All of the lines below are to be transcribed faithfully, with pictures excluded from the copy.

:: Material provided ::

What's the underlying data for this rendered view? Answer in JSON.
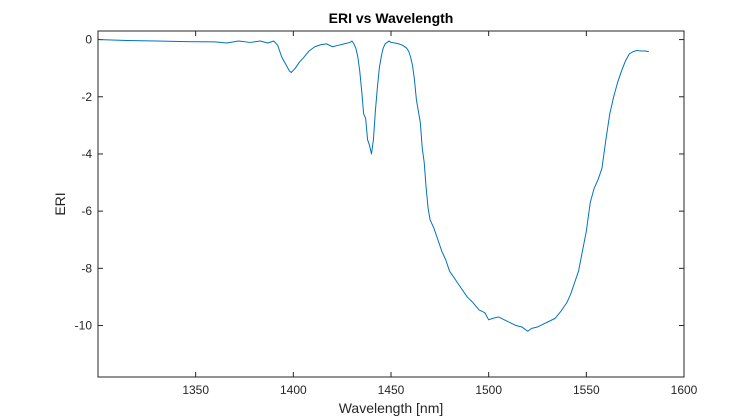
{
  "chart_data": {
    "type": "line",
    "title": "ERI vs Wavelength",
    "xlabel": "Wavelength [nm]",
    "ylabel": "ERI",
    "xlim": [
      1300,
      1600
    ],
    "ylim": [
      -11.8,
      0.3
    ],
    "xticks": [
      1350,
      1400,
      1450,
      1500,
      1550,
      1600
    ],
    "yticks": [
      0,
      -2,
      -4,
      -6,
      -8,
      -10
    ],
    "xtick_labels": [
      "1350",
      "1400",
      "1450",
      "1500",
      "1550",
      "1600"
    ],
    "ytick_labels": [
      "0",
      "-2",
      "-4",
      "-6",
      "-8",
      "-10"
    ],
    "grid": false,
    "legend": "none",
    "series": [
      {
        "color": "#0072BD",
        "x": [
          1301,
          1315,
          1330,
          1345,
          1360,
          1366,
          1372,
          1378,
          1383,
          1387,
          1390,
          1392,
          1394,
          1396,
          1398,
          1399,
          1401,
          1403,
          1405,
          1408,
          1411,
          1414,
          1417,
          1420,
          1423,
          1426,
          1429,
          1430,
          1431,
          1432,
          1433,
          1434,
          1435,
          1436,
          1437,
          1438,
          1439,
          1440,
          1441,
          1442,
          1443,
          1444,
          1445,
          1446,
          1447,
          1448,
          1449,
          1450,
          1452,
          1454,
          1456,
          1458,
          1459,
          1460,
          1461,
          1462,
          1463,
          1464,
          1465,
          1466,
          1467,
          1468,
          1469,
          1470,
          1472,
          1474,
          1476,
          1478,
          1480,
          1483,
          1486,
          1489,
          1492,
          1495,
          1498,
          1500,
          1502,
          1505,
          1508,
          1511,
          1514,
          1517,
          1520,
          1522,
          1525,
          1528,
          1531,
          1534,
          1537,
          1540,
          1542,
          1544,
          1546,
          1548,
          1550,
          1552,
          1554,
          1556,
          1558,
          1560,
          1562,
          1564,
          1566,
          1568,
          1570,
          1572,
          1574,
          1576,
          1578,
          1580,
          1582
        ],
        "y": [
          0.0,
          -0.03,
          -0.05,
          -0.07,
          -0.08,
          -0.12,
          -0.05,
          -0.1,
          -0.05,
          -0.12,
          -0.05,
          -0.2,
          -0.6,
          -0.85,
          -1.1,
          -1.15,
          -1.0,
          -0.8,
          -0.65,
          -0.4,
          -0.25,
          -0.18,
          -0.15,
          -0.25,
          -0.2,
          -0.15,
          -0.1,
          -0.05,
          -0.15,
          -0.3,
          -0.6,
          -1.1,
          -1.8,
          -2.6,
          -2.75,
          -3.5,
          -3.7,
          -4.0,
          -3.5,
          -2.5,
          -1.7,
          -1.0,
          -0.6,
          -0.3,
          -0.15,
          -0.1,
          -0.05,
          -0.1,
          -0.12,
          -0.15,
          -0.2,
          -0.3,
          -0.4,
          -0.6,
          -0.9,
          -1.4,
          -2.1,
          -2.5,
          -2.9,
          -3.8,
          -4.3,
          -5.2,
          -5.9,
          -6.3,
          -6.6,
          -7.0,
          -7.4,
          -7.7,
          -8.1,
          -8.4,
          -8.7,
          -9.0,
          -9.2,
          -9.45,
          -9.55,
          -9.8,
          -9.75,
          -9.7,
          -9.8,
          -9.9,
          -10.0,
          -10.05,
          -10.2,
          -10.1,
          -10.05,
          -9.95,
          -9.85,
          -9.75,
          -9.5,
          -9.2,
          -8.9,
          -8.5,
          -8.1,
          -7.4,
          -6.7,
          -5.7,
          -5.2,
          -4.9,
          -4.5,
          -3.5,
          -2.6,
          -2.0,
          -1.5,
          -1.1,
          -0.75,
          -0.5,
          -0.42,
          -0.38,
          -0.4,
          -0.4,
          -0.42
        ]
      }
    ]
  }
}
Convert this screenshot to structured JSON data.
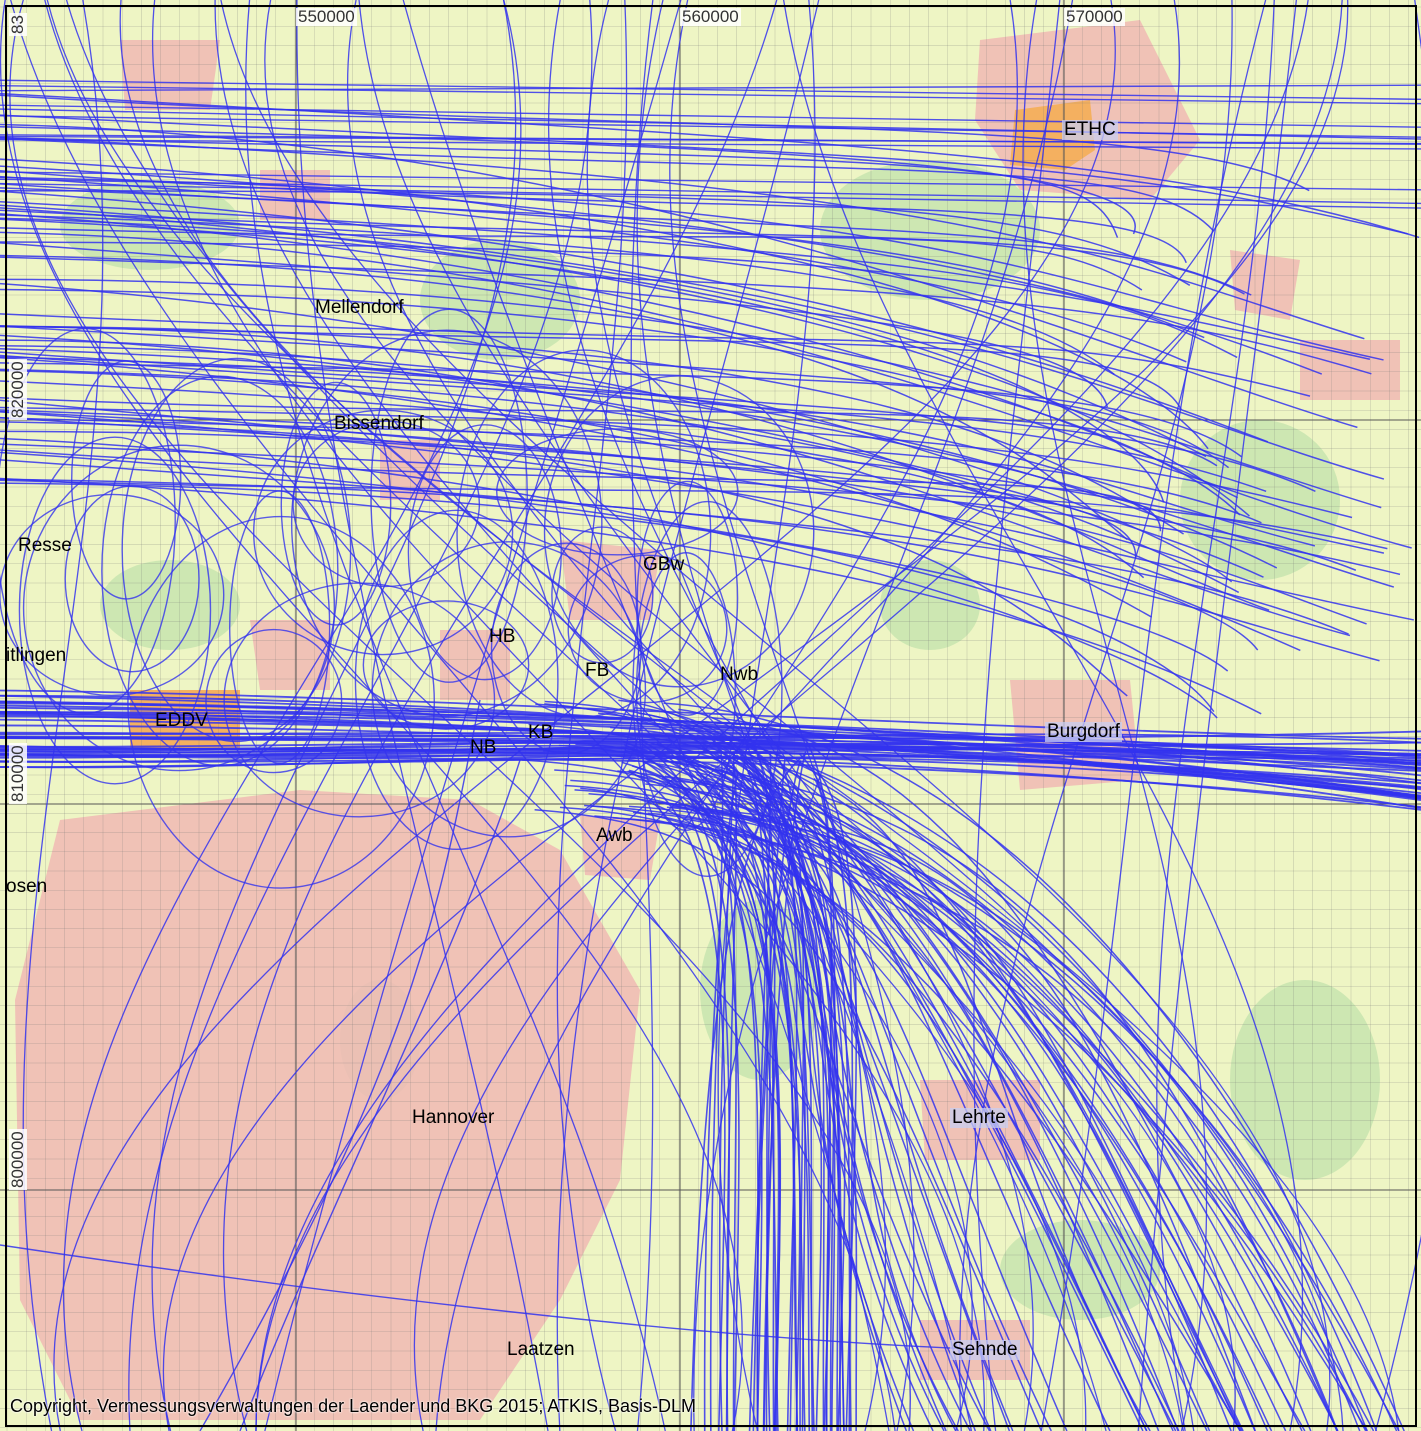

:::

Output for this exercise:
What's the underlying data for this rendered view? Answer in JSON.
{
  "chart_data": {
    "type": "line",
    "title": "ERI vs Wavelength",
    "xlabel": "Wavelength [nm]",
    "ylabel": "ERI",
    "xlim": [
      1300,
      1600
    ],
    "ylim": [
      -11.8,
      0.3
    ],
    "xticks": [
      1350,
      1400,
      1450,
      1500,
      1550,
      1600
    ],
    "yticks": [
      0,
      -2,
      -4,
      -6,
      -8,
      -10
    ],
    "xtick_labels": [
      "1350",
      "1400",
      "1450",
      "1500",
      "1550",
      "1600"
    ],
    "ytick_labels": [
      "0",
      "-2",
      "-4",
      "-6",
      "-8",
      "-10"
    ],
    "grid": false,
    "legend": "none",
    "series": [
      {
        "color": "#0072BD",
        "x": [
          1301,
          1315,
          1330,
          1345,
          1360,
          1366,
          1372,
          1378,
          1383,
          1387,
          1390,
          1392,
          1394,
          1396,
          1398,
          1399,
          1401,
          1403,
          1405,
          1408,
          1411,
          1414,
          1417,
          1420,
          1423,
          1426,
          1429,
          1430,
          1431,
          1432,
          1433,
          1434,
          1435,
          1436,
          1437,
          1438,
          1439,
          1440,
          1441,
          1442,
          1443,
          1444,
          1445,
          1446,
          1447,
          1448,
          1449,
          1450,
          1452,
          1454,
          1456,
          1458,
          1459,
          1460,
          1461,
          1462,
          1463,
          1464,
          1465,
          1466,
          1467,
          1468,
          1469,
          1470,
          1472,
          1474,
          1476,
          1478,
          1480,
          1483,
          1486,
          1489,
          1492,
          1495,
          1498,
          1500,
          1502,
          1505,
          1508,
          1511,
          1514,
          1517,
          1520,
          1522,
          1525,
          1528,
          1531,
          1534,
          1537,
          1540,
          1542,
          1544,
          1546,
          1548,
          1550,
          1552,
          1554,
          1556,
          1558,
          1560,
          1562,
          1564,
          1566,
          1568,
          1570,
          1572,
          1574,
          1576,
          1578,
          1580,
          1582
        ],
        "y": [
          0.0,
          -0.03,
          -0.05,
          -0.07,
          -0.08,
          -0.12,
          -0.05,
          -0.1,
          -0.05,
          -0.12,
          -0.05,
          -0.2,
          -0.6,
          -0.85,
          -1.1,
          -1.15,
          -1.0,
          -0.8,
          -0.65,
          -0.4,
          -0.25,
          -0.18,
          -0.15,
          -0.25,
          -0.2,
          -0.15,
          -0.1,
          -0.05,
          -0.15,
          -0.3,
          -0.6,
          -1.1,
          -1.8,
          -2.6,
          -2.75,
          -3.5,
          -3.7,
          -4.0,
          -3.5,
          -2.5,
          -1.7,
          -1.0,
          -0.6,
          -0.3,
          -0.15,
          -0.1,
          -0.05,
          -0.1,
          -0.12,
          -0.15,
          -0.2,
          -0.3,
          -0.4,
          -0.6,
          -0.9,
          -1.4,
          -2.1,
          -2.5,
          -2.9,
          -3.8,
          -4.3,
          -5.2,
          -5.9,
          -6.3,
          -6.6,
          -7.0,
          -7.4,
          -7.7,
          -8.1,
          -8.4,
          -8.7,
          -9.0,
          -9.2,
          -9.45,
          -9.55,
          -9.8,
          -9.75,
          -9.7,
          -9.8,
          -9.9,
          -10.0,
          -10.05,
          -10.2,
          -10.1,
          -10.05,
          -9.95,
          -9.85,
          -9.75,
          -9.5,
          -9.2,
          -8.9,
          -8.5,
          -8.1,
          -7.4,
          -6.7,
          -5.7,
          -5.2,
          -4.9,
          -4.5,
          -3.5,
          -2.6,
          -2.0,
          -1.5,
          -1.1,
          -0.75,
          -0.5,
          -0.42,
          -0.38,
          -0.4,
          -0.4,
          -0.42
        ]
      }
    ]
  }
}
Convert this screenshot to structured JSON data.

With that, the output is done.